Review the material line by line. Identify and copy every line that contains the string "alpha".

### EXTRACTED INFORMATION

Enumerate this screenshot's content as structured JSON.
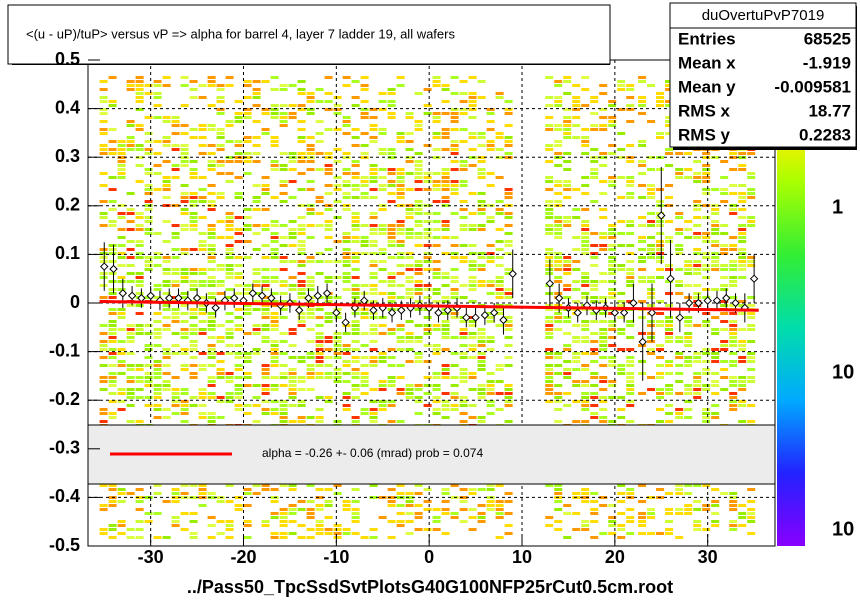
{
  "chart_data": {
    "type": "profile",
    "title": "<(u - uP)/tuP>  versus   vP =>  alpha for barrel 4, layer 7 ladder 19, all wafers",
    "x_label": "../Pass50_TpcSsdSvtPlotsG40G100NFP25rCut0.5cm.root",
    "xlim": [
      -36.75,
      37.25
    ],
    "xticks": [
      -30,
      -20,
      -10,
      0,
      10,
      20,
      30
    ],
    "ylim": [
      -0.5,
      0.5
    ],
    "yticks": [
      -0.5,
      -0.4,
      -0.3,
      -0.2,
      -0.1,
      0,
      0.1,
      0.2,
      0.3,
      0.4,
      0.5
    ],
    "grid": true,
    "color": "#000000",
    "filled_x_ranges": [
      [
        -35.5,
        9.5
      ],
      [
        12.5,
        22.5
      ],
      [
        22.5,
        26
      ],
      [
        26.5,
        35.5
      ]
    ],
    "x": [
      -35,
      -34,
      -33,
      -32,
      -31,
      -30,
      -29,
      -28,
      -27,
      -26,
      -25,
      -24,
      -23,
      -22,
      -21,
      -20,
      -19,
      -18,
      -17,
      -16,
      -15,
      -14,
      -13,
      -12,
      -11,
      -10,
      -9,
      -8,
      -7,
      -6,
      -5,
      -4,
      -3,
      -2,
      -1,
      0,
      1,
      2,
      3,
      4,
      5,
      6,
      7,
      8,
      9,
      13,
      14,
      15,
      16,
      17,
      18,
      19,
      20,
      21,
      22,
      23,
      24,
      25,
      26,
      27,
      28,
      29,
      30,
      31,
      32,
      33,
      34,
      35
    ],
    "values": [
      0.075,
      0.07,
      0.02,
      0.015,
      0.01,
      0.015,
      0.005,
      0.01,
      0.01,
      0.005,
      0.01,
      0,
      -0.01,
      0.005,
      0.01,
      0.005,
      0.02,
      0.015,
      0.01,
      -0.005,
      0,
      -0.015,
      0.01,
      0.015,
      0.02,
      -0.02,
      -0.04,
      -0.01,
      0.005,
      -0.015,
      -0.01,
      -0.02,
      -0.015,
      -0.01,
      -0.005,
      -0.01,
      -0.02,
      -0.015,
      -0.01,
      -0.03,
      -0.03,
      -0.025,
      -0.02,
      -0.035,
      0.06,
      0.04,
      0.01,
      -0.01,
      -0.02,
      -0.005,
      -0.015,
      -0.01,
      -0.02,
      -0.02,
      0,
      -0.08,
      -0.02,
      0.18,
      0.05,
      -0.03,
      0,
      0,
      0.005,
      0.005,
      0.01,
      0,
      -0.01,
      0.05
    ],
    "errors": [
      0.05,
      0.05,
      0.03,
      0.02,
      0.02,
      0.02,
      0.02,
      0.02,
      0.02,
      0.02,
      0.02,
      0.02,
      0.02,
      0.02,
      0.02,
      0.02,
      0.02,
      0.02,
      0.02,
      0.02,
      0.02,
      0.02,
      0.02,
      0.02,
      0.02,
      0.02,
      0.02,
      0.02,
      0.02,
      0.02,
      0.02,
      0.02,
      0.02,
      0.02,
      0.02,
      0.02,
      0.02,
      0.02,
      0.02,
      0.02,
      0.02,
      0.02,
      0.02,
      0.03,
      0.05,
      0.05,
      0.03,
      0.02,
      0.02,
      0.02,
      0.02,
      0.02,
      0.02,
      0.02,
      0.04,
      0.08,
      0.06,
      0.1,
      0.08,
      0.03,
      0.02,
      0.02,
      0.02,
      0.02,
      0.02,
      0.02,
      0.03,
      0.05
    ],
    "fit": {
      "color": "#ff0000",
      "x": [
        -35.5,
        35.5
      ],
      "y": [
        0.003,
        -0.015
      ],
      "label": "alpha =   -0.26 +-  0.06 (mrad) prob = 0.074"
    },
    "stats": {
      "name": "duOvertuPvP7019",
      "rows": [
        [
          "Entries",
          68525
        ],
        [
          "Mean x",
          -1.919
        ],
        [
          "Mean y",
          -0.009581
        ],
        [
          "RMS x",
          18.77
        ],
        [
          "RMS y",
          0.2283
        ]
      ]
    },
    "palette_labels": [
      "1",
      "10",
      "10"
    ]
  }
}
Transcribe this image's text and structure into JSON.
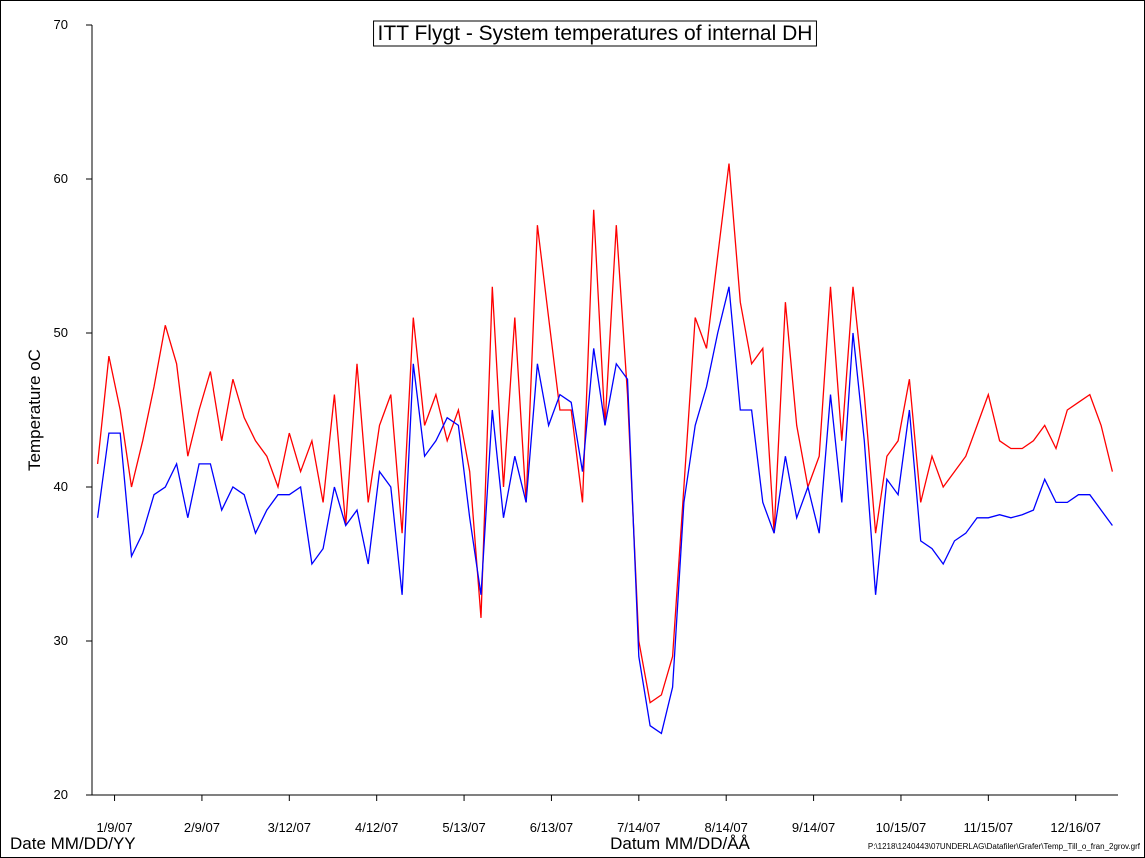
{
  "chart_data": {
    "type": "line",
    "title": "ITT Flygt - System temperatures of internal DH",
    "y_label": "Temperature oC",
    "x_label": "Datum MM/DD/ÅÅ",
    "x_label_left": "Date MM/DD/YY",
    "file_path": "P:\\1218\\1240443\\07UNDERLAG\\Datafiler\\Grafer\\Temp_Till_o_fran_2grov.grf",
    "xlim": [
      "2007-01-01",
      "2007-12-31"
    ],
    "xticks": [
      {
        "value": "2007-01-09",
        "label": "1/9/07"
      },
      {
        "value": "2007-02-09",
        "label": "2/9/07"
      },
      {
        "value": "2007-03-12",
        "label": "3/12/07"
      },
      {
        "value": "2007-04-12",
        "label": "4/12/07"
      },
      {
        "value": "2007-05-13",
        "label": "5/13/07"
      },
      {
        "value": "2007-06-13",
        "label": "6/13/07"
      },
      {
        "value": "2007-07-14",
        "label": "7/14/07"
      },
      {
        "value": "2007-08-14",
        "label": "8/14/07"
      },
      {
        "value": "2007-09-14",
        "label": "9/14/07"
      },
      {
        "value": "2007-10-15",
        "label": "10/15/07"
      },
      {
        "value": "2007-11-15",
        "label": "11/15/07"
      },
      {
        "value": "2007-12-16",
        "label": "12/16/07"
      }
    ],
    "ylim": [
      20,
      70
    ],
    "yticks": [
      20,
      30,
      40,
      50,
      60,
      70
    ],
    "x": [
      "2007-01-03",
      "2007-01-07",
      "2007-01-11",
      "2007-01-15",
      "2007-01-19",
      "2007-01-23",
      "2007-01-27",
      "2007-01-31",
      "2007-02-04",
      "2007-02-08",
      "2007-02-12",
      "2007-02-16",
      "2007-02-20",
      "2007-02-24",
      "2007-02-28",
      "2007-03-04",
      "2007-03-08",
      "2007-03-12",
      "2007-03-16",
      "2007-03-20",
      "2007-03-24",
      "2007-03-28",
      "2007-04-01",
      "2007-04-05",
      "2007-04-09",
      "2007-04-13",
      "2007-04-17",
      "2007-04-21",
      "2007-04-25",
      "2007-04-29",
      "2007-05-03",
      "2007-05-07",
      "2007-05-11",
      "2007-05-15",
      "2007-05-19",
      "2007-05-23",
      "2007-05-27",
      "2007-05-31",
      "2007-06-04",
      "2007-06-08",
      "2007-06-12",
      "2007-06-16",
      "2007-06-20",
      "2007-06-24",
      "2007-06-28",
      "2007-07-02",
      "2007-07-06",
      "2007-07-10",
      "2007-07-14",
      "2007-07-18",
      "2007-07-22",
      "2007-07-26",
      "2007-07-30",
      "2007-08-03",
      "2007-08-07",
      "2007-08-11",
      "2007-08-15",
      "2007-08-19",
      "2007-08-23",
      "2007-08-27",
      "2007-08-31",
      "2007-09-04",
      "2007-09-08",
      "2007-09-12",
      "2007-09-16",
      "2007-09-20",
      "2007-09-24",
      "2007-09-28",
      "2007-10-02",
      "2007-10-06",
      "2007-10-10",
      "2007-10-14",
      "2007-10-18",
      "2007-10-22",
      "2007-10-26",
      "2007-10-30",
      "2007-11-03",
      "2007-11-07",
      "2007-11-11",
      "2007-11-15",
      "2007-11-19",
      "2007-11-23",
      "2007-11-27",
      "2007-12-01",
      "2007-12-05",
      "2007-12-09",
      "2007-12-13",
      "2007-12-17",
      "2007-12-21",
      "2007-12-25",
      "2007-12-29"
    ],
    "series": [
      {
        "color": "#ff0000",
        "values": [
          41.5,
          48.5,
          45,
          40,
          43,
          46.5,
          50.5,
          48,
          42,
          45,
          47.5,
          43,
          47,
          44.5,
          43,
          42,
          40,
          43.5,
          41,
          43,
          39,
          46,
          37.5,
          48,
          39,
          44,
          46,
          37,
          51,
          44,
          46,
          43,
          45,
          41,
          31.5,
          53,
          40,
          51,
          39,
          57,
          51,
          45,
          45,
          39,
          58,
          44,
          57,
          46,
          30,
          26,
          26.5,
          29,
          40,
          51,
          49,
          55,
          61,
          52,
          48,
          49,
          37,
          52,
          44,
          40,
          42,
          53,
          43,
          53,
          46,
          37,
          42,
          43,
          47,
          39,
          42,
          40,
          41,
          42,
          44,
          46,
          43,
          42.5,
          42.5,
          43,
          44,
          42.5,
          45,
          45.5,
          46,
          44,
          41
        ]
      },
      {
        "color": "#0000ff",
        "values": [
          38,
          43.5,
          43.5,
          35.5,
          37,
          39.5,
          40,
          41.5,
          38,
          41.5,
          41.5,
          38.5,
          40,
          39.5,
          37,
          38.5,
          39.5,
          39.5,
          40,
          35,
          36,
          40,
          37.5,
          38.5,
          35,
          41,
          40,
          33,
          48,
          42,
          43,
          44.5,
          44,
          38,
          33,
          45,
          38,
          42,
          39,
          48,
          44,
          46,
          45.5,
          41,
          49,
          44,
          48,
          47,
          29,
          24.5,
          24,
          27,
          39,
          44,
          46.5,
          50,
          53,
          45,
          45,
          39,
          37,
          42,
          38,
          40,
          37,
          46,
          39,
          50,
          43,
          33,
          40.5,
          39.5,
          45,
          36.5,
          36,
          35,
          36.5,
          37,
          38,
          38,
          38.2,
          38,
          38.2,
          38.5,
          40.5,
          39,
          39,
          39.5,
          39.5,
          38.5,
          37.5
        ]
      }
    ]
  }
}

######

#### [EXERCISE ANSWER]
    "title": "<(u - uP)/tuP>  versus   vP =>  alpha for barrel 4, layer 7 ladder 19, all wafers",
      "label": "alpha =   -0.26 +-  0.06 (mrad) prob = 0.074"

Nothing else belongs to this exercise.